[Start of THE DATA]

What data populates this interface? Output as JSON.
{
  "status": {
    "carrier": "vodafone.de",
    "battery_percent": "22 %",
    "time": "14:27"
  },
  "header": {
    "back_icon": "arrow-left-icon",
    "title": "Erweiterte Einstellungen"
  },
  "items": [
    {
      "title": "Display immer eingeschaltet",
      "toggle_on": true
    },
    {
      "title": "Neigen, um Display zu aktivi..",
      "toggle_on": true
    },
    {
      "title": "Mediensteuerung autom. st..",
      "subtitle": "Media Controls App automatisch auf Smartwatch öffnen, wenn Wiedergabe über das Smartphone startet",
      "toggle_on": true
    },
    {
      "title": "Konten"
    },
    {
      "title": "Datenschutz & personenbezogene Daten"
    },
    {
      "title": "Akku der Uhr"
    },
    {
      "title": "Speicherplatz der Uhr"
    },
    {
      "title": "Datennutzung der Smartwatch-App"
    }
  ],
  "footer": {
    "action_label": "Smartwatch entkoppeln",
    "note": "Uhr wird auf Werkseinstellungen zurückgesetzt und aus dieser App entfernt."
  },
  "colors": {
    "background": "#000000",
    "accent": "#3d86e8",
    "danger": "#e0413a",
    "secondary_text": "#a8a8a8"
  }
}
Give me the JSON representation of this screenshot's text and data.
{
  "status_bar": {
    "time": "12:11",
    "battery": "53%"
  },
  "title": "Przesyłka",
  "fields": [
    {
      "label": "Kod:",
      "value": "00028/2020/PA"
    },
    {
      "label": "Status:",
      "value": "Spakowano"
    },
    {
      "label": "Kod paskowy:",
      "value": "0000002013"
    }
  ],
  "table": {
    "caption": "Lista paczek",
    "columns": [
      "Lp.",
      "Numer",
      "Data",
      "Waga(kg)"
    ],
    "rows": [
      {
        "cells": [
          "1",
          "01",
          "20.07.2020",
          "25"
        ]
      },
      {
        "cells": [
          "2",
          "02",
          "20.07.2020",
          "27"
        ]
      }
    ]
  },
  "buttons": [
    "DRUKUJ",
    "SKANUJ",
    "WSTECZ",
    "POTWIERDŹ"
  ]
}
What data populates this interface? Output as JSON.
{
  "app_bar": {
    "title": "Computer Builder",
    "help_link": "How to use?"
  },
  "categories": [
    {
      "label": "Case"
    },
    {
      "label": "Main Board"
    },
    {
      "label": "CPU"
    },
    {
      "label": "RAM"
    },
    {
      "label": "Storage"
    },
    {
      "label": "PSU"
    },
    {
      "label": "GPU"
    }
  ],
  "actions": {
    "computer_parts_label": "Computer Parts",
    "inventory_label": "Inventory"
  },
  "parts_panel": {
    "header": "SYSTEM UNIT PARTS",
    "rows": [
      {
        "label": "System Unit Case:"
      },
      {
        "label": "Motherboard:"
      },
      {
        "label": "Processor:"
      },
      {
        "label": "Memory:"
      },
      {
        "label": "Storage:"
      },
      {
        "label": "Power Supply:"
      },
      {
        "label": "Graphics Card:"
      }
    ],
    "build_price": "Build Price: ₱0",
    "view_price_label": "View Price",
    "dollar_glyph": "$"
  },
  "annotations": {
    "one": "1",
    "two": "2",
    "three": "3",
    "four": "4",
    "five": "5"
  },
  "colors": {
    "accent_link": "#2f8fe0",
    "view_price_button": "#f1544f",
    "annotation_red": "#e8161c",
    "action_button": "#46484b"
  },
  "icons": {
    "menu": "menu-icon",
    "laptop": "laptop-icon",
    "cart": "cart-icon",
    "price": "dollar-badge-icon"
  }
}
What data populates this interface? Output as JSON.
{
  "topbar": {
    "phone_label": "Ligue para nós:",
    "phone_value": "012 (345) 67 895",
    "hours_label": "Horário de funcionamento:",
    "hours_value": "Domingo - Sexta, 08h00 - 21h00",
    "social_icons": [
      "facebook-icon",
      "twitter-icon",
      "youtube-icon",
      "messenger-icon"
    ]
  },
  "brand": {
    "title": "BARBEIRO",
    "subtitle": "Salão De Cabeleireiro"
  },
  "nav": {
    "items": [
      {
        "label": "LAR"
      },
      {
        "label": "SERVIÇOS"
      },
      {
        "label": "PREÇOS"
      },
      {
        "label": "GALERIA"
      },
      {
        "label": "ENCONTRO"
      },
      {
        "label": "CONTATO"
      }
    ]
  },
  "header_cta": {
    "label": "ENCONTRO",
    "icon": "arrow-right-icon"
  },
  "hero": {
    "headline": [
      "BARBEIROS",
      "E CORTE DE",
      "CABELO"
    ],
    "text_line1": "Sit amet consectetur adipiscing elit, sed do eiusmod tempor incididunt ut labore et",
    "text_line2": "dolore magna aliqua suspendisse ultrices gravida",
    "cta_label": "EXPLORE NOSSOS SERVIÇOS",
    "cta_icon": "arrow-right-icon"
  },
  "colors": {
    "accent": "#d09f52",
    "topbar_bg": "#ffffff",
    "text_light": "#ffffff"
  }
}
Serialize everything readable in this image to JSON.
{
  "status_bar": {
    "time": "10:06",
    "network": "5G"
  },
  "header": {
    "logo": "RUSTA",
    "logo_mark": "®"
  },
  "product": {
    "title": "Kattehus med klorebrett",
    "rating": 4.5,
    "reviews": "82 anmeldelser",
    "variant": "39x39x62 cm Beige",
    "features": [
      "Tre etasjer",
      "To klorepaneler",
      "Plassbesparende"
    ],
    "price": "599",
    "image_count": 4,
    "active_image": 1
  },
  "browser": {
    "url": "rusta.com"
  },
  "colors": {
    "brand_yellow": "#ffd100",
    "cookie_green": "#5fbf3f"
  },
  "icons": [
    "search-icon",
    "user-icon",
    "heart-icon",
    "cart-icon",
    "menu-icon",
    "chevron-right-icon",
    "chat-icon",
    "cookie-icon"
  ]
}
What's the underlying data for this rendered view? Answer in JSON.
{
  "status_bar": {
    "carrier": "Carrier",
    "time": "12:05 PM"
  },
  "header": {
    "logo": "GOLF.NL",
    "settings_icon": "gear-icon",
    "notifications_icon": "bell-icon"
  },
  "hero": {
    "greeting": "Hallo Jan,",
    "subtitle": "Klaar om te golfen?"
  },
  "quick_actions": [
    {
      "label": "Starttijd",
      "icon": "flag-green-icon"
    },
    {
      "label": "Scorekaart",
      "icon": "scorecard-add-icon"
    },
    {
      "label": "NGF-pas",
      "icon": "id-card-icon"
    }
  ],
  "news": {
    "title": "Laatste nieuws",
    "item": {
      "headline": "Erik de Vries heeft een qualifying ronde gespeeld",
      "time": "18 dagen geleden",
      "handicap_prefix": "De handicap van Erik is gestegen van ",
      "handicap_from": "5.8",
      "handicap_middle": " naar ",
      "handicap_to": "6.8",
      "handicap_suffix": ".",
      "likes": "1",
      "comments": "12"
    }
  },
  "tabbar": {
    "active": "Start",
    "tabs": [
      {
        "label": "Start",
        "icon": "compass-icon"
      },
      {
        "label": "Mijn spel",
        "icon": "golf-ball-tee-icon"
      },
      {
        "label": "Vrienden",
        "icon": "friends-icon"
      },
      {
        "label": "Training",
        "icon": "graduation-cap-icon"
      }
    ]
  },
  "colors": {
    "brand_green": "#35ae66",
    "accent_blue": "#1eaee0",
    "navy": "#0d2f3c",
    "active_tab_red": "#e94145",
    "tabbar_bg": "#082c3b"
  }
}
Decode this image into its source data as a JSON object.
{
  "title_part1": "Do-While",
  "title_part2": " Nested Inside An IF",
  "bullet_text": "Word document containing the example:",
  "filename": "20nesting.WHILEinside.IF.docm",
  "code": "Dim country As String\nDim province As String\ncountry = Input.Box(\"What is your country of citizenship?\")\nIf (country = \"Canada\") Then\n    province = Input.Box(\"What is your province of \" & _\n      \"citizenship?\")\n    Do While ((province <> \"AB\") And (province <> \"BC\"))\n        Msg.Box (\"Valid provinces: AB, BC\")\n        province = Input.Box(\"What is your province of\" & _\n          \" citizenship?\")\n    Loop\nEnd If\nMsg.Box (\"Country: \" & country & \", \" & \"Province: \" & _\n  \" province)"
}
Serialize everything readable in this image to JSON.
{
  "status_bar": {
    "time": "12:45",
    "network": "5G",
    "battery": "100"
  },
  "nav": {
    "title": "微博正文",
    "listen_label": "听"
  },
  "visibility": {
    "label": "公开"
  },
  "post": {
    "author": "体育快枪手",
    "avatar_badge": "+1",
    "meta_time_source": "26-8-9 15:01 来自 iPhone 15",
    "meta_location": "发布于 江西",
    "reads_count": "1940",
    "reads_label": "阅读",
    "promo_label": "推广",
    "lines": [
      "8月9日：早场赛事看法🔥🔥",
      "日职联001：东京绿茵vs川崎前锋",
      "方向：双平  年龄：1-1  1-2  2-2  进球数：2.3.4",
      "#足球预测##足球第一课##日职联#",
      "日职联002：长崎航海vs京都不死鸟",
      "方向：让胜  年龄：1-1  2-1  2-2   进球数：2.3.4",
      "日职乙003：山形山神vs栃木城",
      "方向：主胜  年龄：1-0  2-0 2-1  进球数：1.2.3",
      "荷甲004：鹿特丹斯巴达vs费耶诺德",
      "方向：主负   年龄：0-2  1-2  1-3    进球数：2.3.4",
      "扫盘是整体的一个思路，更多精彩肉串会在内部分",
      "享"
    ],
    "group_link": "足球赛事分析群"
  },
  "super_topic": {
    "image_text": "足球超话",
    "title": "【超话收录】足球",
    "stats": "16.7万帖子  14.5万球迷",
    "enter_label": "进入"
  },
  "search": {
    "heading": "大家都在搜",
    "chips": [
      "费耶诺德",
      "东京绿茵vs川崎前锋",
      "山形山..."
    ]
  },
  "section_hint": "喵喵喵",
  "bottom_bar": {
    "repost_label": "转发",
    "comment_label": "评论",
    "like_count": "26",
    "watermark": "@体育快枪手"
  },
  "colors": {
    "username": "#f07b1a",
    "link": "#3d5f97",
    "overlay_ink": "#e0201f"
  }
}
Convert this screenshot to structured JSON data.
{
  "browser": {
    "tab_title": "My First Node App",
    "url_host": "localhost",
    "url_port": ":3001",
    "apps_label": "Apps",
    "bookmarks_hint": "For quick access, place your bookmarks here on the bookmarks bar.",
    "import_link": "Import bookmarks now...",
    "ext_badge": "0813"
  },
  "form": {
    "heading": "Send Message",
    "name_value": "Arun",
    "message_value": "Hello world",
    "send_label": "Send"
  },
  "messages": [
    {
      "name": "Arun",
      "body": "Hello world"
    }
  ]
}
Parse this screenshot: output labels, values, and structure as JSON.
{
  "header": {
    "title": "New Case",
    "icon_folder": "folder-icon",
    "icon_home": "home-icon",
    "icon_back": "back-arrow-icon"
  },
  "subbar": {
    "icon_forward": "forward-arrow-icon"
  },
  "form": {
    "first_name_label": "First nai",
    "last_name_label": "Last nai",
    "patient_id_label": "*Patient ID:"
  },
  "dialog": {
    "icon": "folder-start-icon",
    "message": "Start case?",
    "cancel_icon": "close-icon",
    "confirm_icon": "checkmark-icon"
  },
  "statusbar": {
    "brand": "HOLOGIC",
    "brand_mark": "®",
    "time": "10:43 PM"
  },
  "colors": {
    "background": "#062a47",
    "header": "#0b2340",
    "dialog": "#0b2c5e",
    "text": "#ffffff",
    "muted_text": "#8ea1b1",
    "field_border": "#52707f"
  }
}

[End of THE DATA]

--- EXERCISE BRIEF ---
Using the listing, copy every line where the word "Send" shows up.

--- THE REPLY ---
    "heading": "Send Message",
    "send_label": "Send"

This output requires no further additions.